Data from a dataset
┄┄┄┄┄┄┄┄┄┄
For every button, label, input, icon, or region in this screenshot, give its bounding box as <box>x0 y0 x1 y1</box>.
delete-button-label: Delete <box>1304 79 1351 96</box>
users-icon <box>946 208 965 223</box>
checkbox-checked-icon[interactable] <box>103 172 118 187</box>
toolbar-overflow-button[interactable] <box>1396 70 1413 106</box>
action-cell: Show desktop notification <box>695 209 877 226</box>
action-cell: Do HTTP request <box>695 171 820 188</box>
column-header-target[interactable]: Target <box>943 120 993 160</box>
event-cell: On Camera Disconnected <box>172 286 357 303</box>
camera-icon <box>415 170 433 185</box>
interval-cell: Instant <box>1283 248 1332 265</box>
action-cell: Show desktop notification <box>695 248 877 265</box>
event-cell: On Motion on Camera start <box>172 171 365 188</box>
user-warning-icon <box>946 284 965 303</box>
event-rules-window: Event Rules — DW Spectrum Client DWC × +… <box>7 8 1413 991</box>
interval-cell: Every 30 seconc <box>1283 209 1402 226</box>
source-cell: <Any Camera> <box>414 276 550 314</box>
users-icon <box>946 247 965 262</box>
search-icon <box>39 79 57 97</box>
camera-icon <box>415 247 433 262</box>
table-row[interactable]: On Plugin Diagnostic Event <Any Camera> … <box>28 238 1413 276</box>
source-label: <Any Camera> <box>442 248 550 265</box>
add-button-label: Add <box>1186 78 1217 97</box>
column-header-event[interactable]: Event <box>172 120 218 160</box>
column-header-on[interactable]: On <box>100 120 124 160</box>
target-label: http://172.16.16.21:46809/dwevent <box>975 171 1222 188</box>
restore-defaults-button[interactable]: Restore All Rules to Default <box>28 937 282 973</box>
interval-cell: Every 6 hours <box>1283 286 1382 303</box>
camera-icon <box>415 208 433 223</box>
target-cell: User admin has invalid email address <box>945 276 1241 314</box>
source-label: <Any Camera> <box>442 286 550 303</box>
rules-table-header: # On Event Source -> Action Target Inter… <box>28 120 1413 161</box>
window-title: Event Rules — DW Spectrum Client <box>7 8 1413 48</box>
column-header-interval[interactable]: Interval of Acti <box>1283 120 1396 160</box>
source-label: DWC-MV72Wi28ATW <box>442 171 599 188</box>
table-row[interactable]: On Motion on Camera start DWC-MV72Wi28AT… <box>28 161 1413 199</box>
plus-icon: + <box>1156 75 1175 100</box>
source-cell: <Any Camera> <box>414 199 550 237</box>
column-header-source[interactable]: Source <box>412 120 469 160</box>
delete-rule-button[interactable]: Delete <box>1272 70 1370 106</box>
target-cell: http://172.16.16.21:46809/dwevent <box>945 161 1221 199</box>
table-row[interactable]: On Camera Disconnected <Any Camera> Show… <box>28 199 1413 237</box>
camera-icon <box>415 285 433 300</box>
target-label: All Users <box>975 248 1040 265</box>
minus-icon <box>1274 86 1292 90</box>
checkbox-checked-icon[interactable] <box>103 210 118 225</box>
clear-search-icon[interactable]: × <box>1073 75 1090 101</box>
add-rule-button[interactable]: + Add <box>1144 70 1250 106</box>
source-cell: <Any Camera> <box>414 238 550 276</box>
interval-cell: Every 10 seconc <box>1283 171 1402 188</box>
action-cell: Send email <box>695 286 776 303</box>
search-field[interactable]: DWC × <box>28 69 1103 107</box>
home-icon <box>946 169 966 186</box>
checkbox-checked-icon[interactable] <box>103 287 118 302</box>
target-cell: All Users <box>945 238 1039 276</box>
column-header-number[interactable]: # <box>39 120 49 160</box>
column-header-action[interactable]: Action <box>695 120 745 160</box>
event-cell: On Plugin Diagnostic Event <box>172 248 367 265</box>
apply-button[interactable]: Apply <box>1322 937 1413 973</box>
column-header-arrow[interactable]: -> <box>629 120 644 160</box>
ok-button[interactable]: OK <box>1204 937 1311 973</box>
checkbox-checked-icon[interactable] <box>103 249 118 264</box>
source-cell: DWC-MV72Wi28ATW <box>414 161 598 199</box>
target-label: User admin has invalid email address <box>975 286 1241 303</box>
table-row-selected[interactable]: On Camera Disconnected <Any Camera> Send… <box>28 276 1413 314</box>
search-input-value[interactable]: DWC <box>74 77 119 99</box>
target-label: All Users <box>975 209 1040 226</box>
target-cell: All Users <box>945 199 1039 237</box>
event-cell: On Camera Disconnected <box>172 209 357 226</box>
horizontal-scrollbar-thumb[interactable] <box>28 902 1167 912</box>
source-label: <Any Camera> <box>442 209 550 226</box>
┄┄┄┄┄┄┄┄┄┄
• **DIRECTION**
Copy the data word for word, from its beginning through the line that contains "restore-defaults-button[interactable]: Restore All".

• **ANSWER IN FULL**
For every button, label, input, icon, or region in this screenshot, give its bounding box as <box>x0 y0 x1 y1</box>.
delete-button-label: Delete <box>1304 79 1351 96</box>
users-icon <box>946 208 965 223</box>
checkbox-checked-icon[interactable] <box>103 172 118 187</box>
toolbar-overflow-button[interactable] <box>1396 70 1413 106</box>
action-cell: Show desktop notification <box>695 209 877 226</box>
action-cell: Do HTTP request <box>695 171 820 188</box>
column-header-target[interactable]: Target <box>943 120 993 160</box>
event-cell: On Camera Disconnected <box>172 286 357 303</box>
camera-icon <box>415 170 433 185</box>
interval-cell: Instant <box>1283 248 1332 265</box>
action-cell: Show desktop notification <box>695 248 877 265</box>
event-cell: On Motion on Camera start <box>172 171 365 188</box>
user-warning-icon <box>946 284 965 303</box>
event-rules-window: Event Rules — DW Spectrum Client DWC × +… <box>7 8 1413 991</box>
interval-cell: Every 30 seconc <box>1283 209 1402 226</box>
source-cell: <Any Camera> <box>414 276 550 314</box>
users-icon <box>946 247 965 262</box>
search-icon <box>39 79 57 97</box>
camera-icon <box>415 247 433 262</box>
table-row[interactable]: On Plugin Diagnostic Event <Any Camera> … <box>28 238 1413 276</box>
source-label: <Any Camera> <box>442 248 550 265</box>
add-button-label: Add <box>1186 78 1217 97</box>
column-header-event[interactable]: Event <box>172 120 218 160</box>
column-header-on[interactable]: On <box>100 120 124 160</box>
target-label: http://172.16.16.21:46809/dwevent <box>975 171 1222 188</box>
restore-defaults-button[interactable]: Restore All Rules to Default <box>28 937 282 973</box>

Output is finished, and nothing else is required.